# What the task asks
Search the material for the string "color", then return every line where it is found.

# Available data
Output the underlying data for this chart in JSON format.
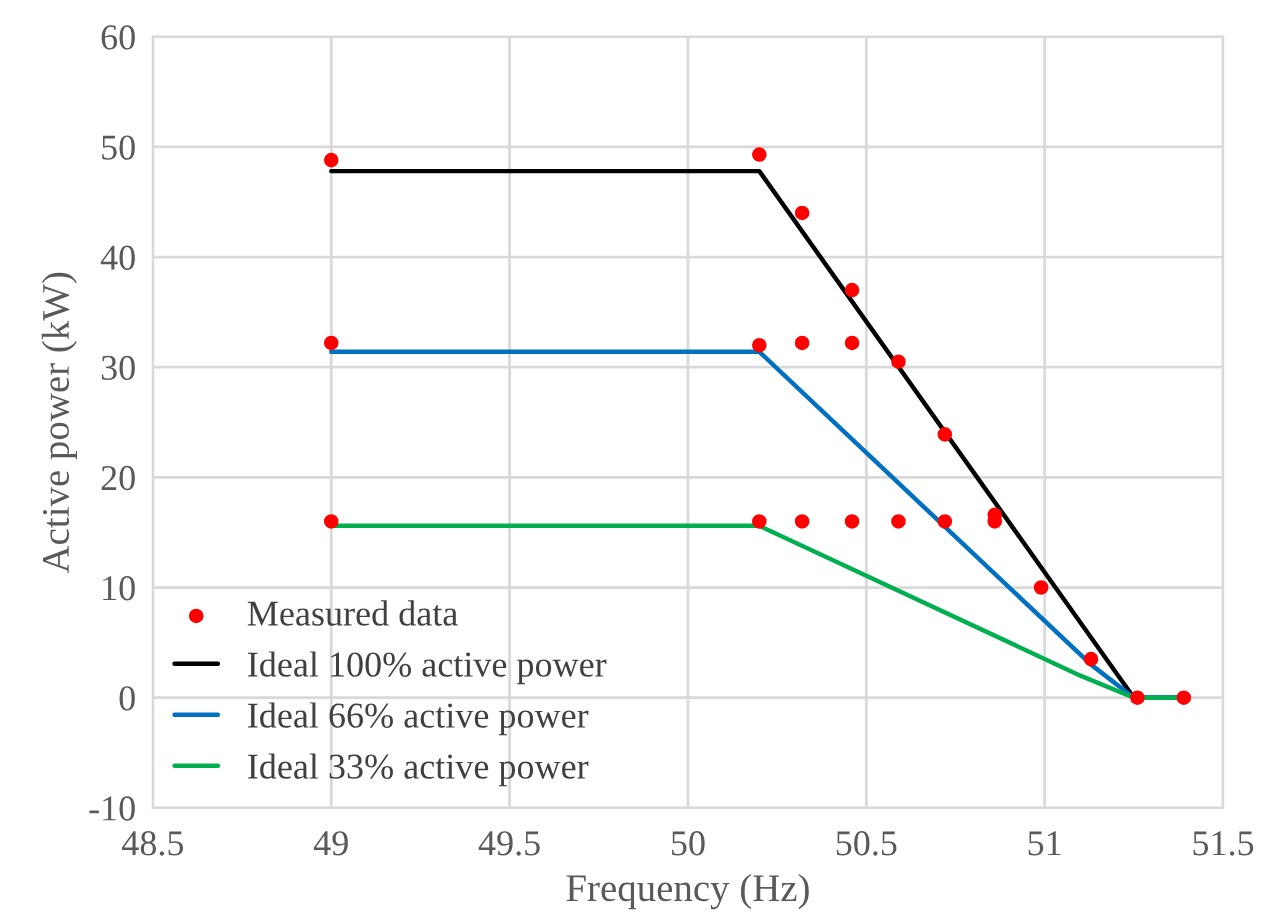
{
  "chart_data": {
    "type": "line",
    "xlabel": "Frequency (Hz)",
    "ylabel": "Active power (kW)",
    "xlim": [
      48.5,
      51.5
    ],
    "xticks": [
      48.5,
      49,
      49.5,
      50,
      50.5,
      51,
      51.5
    ],
    "ylim": [
      -10,
      60
    ],
    "yticks": [
      -10,
      0,
      10,
      20,
      30,
      40,
      50,
      60
    ],
    "grid": true,
    "legend": "bottom left",
    "series": [
      {
        "name": "Measured data",
        "type": "scatter",
        "marker": "circle",
        "color": "#ff0000",
        "x": [
          49,
          49,
          49,
          50.2,
          50.2,
          50.2,
          50.32,
          50.32,
          50.32,
          50.46,
          50.46,
          50.46,
          50.59,
          50.59,
          50.72,
          50.72,
          50.86,
          50.86,
          50.99,
          51.13,
          51.26,
          51.39
        ],
        "values": [
          48.8,
          32.2,
          16,
          49.3,
          32,
          16,
          44,
          32.2,
          16,
          37,
          32.2,
          16,
          30.5,
          16,
          23.9,
          16,
          16.6,
          16,
          10,
          3.5,
          0,
          0
        ]
      },
      {
        "name": "Ideal 100% active power",
        "color": "#000000",
        "x": [
          49,
          50.2,
          51.25,
          51.39
        ],
        "values": [
          47.8,
          47.8,
          0,
          0
        ]
      },
      {
        "name": "Ideal 66% active power",
        "color": "#0070c0",
        "x": [
          49,
          50.2,
          51.13,
          51.25,
          51.39
        ],
        "values": [
          31.4,
          31.4,
          3,
          0,
          0
        ]
      },
      {
        "name": "Ideal 33% active power",
        "color": "#00b050",
        "x": [
          49,
          50.2,
          51.1,
          51.25,
          51.39
        ],
        "values": [
          15.6,
          15.6,
          2,
          0,
          0
        ]
      }
    ]
  }
}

# Result of this exercise
        "color": "#ff0000",
        "color": "#000000",
        "color": "#0070c0",
        "color": "#00b050",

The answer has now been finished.